» **Task brief**
Restate the entries word for word, omitting nothing.

***** Records supplied

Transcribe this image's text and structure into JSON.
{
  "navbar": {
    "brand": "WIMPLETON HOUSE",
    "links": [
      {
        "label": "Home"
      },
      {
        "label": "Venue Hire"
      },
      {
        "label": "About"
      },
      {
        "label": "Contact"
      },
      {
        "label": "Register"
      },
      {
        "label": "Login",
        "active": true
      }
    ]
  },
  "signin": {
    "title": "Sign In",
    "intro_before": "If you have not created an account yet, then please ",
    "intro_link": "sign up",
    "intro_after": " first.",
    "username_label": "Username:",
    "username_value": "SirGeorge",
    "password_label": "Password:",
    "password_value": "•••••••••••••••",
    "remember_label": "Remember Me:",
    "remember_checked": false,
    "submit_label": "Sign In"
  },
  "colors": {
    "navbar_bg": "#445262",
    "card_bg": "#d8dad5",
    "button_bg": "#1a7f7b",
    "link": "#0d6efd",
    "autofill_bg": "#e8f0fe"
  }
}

**********

» **Solution to this task**
Transcribe this image's text and structure into JSON.
{
  "navbar": {
    "brand": "WIMPLETON HOUSE",
    "links": [
      {
        "label": "Home"
      },
      {
        "label": "Venue Hire"
      },
      {
        "label": "About"
      },
      {
        "label": "Contact"
      },
      {
        "label": "Register"
      },
      {
        "label": "Login",
        "active": true
      }
    ]
  },
  "signin": {
    "title": "Sign In",
    "intro_before": "If you have not created an account yet, then please ",
    "intro_link": "sign up",
    "intro_after": " first.",
    "username_label": "Username:",
    "username_value": "SirGeorge",
    "password_label": "Password:",
    "password_value": "•••••••••••••••",
    "remember_label": "Remember Me:",
    "remember_checked": false,
    "submit_label": "Sign In"
  },
  "colors": {
    "navbar_bg": "#445262",
    "card_bg": "#d8dad5",
    "button_bg": "#1a7f7b",
    "link": "#0d6efd",
    "autofill_bg": "#e8f0fe"
  }
}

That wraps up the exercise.